## What needs to be done:
Copy each line of the material in which the word "jotka" appears.

Start of Records shown

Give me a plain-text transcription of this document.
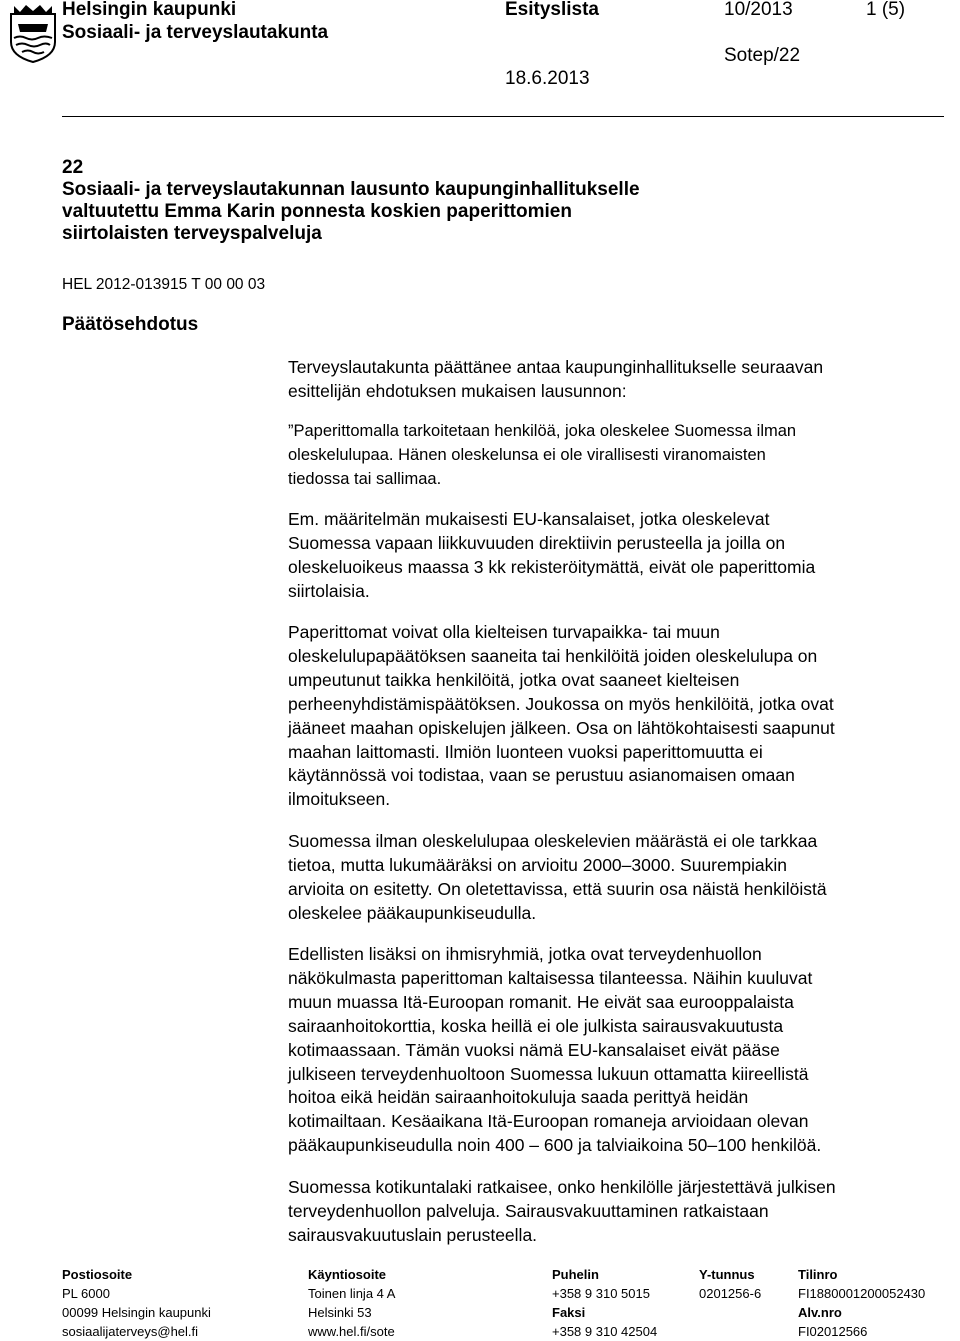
Helsingin kaupunki
Sosiaali- ja terveyslautakunta
Esityslista	10/2013	1 (5)
Sotep/22
18.6.2013
22
Sosiaali- ja terveyslautakunnan lausunto kaupunginhallitukselle
valtuutettu Emma Karin ponnesta koskien paperittomien
siirtolaisten terveyspalveluja
HEL 2012-013915 T 00 00 03
Päätösehdotus
Terveyslautakunta päättänee antaa kaupunginhallitukselle seuraavan
esittelijän ehdotuksen mukaisen lausunnon:
”Paperittomalla tarkoitetaan henkilöä, joka oleskelee Suomessa ilman
oleskelulupaa. Hänen oleskelunsa ei ole virallisesti viranomaisten
tiedossa tai sallimaa.
Em. määritelmän mukaisesti EU-kansalaiset, jotka oleskelevat
Suomessa vapaan liikkuvuuden direktiivin perusteella ja joilla on
oleskeluoikeus maassa 3 kk rekisteröitymättä, eivät ole paperittomia
siirtolaisia.
Paperittomat voivat olla kielteisen turvapaikka- tai muun
oleskelulupapäätöksen saaneita tai henkilöitä joiden oleskelulupa on
umpeutunut taikka henkilöitä, jotka ovat saaneet kielteisen
perheenyhdistämispäätöksen. Joukossa on myös henkilöitä, jotka ovat
jääneet maahan opiskelujen jälkeen. Osa on lähtökohtaisesti saapunut
maahan laittomasti. Ilmiön luonteen vuoksi paperittomuutta ei
käytännössä voi todistaa, vaan se perustuu asianomaisen omaan
ilmoitukseen.
Suomessa ilman oleskelulupaa oleskelevien määrästä ei ole tarkkaa
tietoa, mutta lukumääräksi on arvioitu 2000–3000. Suurempiakin
arvioita on esitetty. On oletettavissa, että suurin osa näistä henkilöistä
oleskelee pääkaupunkiseudulla.
Edellisten lisäksi on ihmisryhmiä, jotka ovat terveydenhuollon
näkökulmasta paperittoman kaltaisessa tilanteessa. Näihin kuuluvat
muun muassa Itä-Euroopan romanit. He eivät saa eurooppalaista
sairaanhoitokorttia, koska heillä ei ole julkista sairausvakuutusta
kotimaassaan. Tämän vuoksi nämä EU-kansalaiset eivät pääse
julkiseen terveydenhuoltoon Suomessa lukuun ottamatta kiireellistä
hoitoa eikä heidän sairaanhoitokuluja saada perittyä heidän
kotimailtaan. Kesäaikana Itä-Euroopan romaneja arvioidaan olevan
pääkaupunkiseudulla noin 400 – 600 ja talviaikoina 50–100 henkilöä.
Suomessa kotikuntalaki ratkaisee, onko henkilölle järjestettävä julkisen
terveydenhuollon palveluja. Sairausvakuuttaminen ratkaistaan
sairausvakuutuslain perusteella.
Postiosoite
PL 6000
00099 Helsingin kaupunki
sosiaalijaterveys@hel.fi
Käyntiosoite
Toinen linja 4 A
Helsinki 53
www.hel.fi/sote
Puhelin
+358 9 310 5015
Faksi
+358 9 310 42504
Y-tunnus
0201256-6
Tilinro
FI1880001200052430
Alv.nro
FI02012566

End of Records shown

## Solved exercise:
Em. määritelmän mukaisesti EU-kansalaiset, jotka oleskelevat
umpeutunut taikka henkilöitä, jotka ovat saaneet kielteisen
perheenyhdistämispäätöksen. Joukossa on myös henkilöitä, jotka ovat
Edellisten lisäksi on ihmisryhmiä, jotka ovat terveydenhuollon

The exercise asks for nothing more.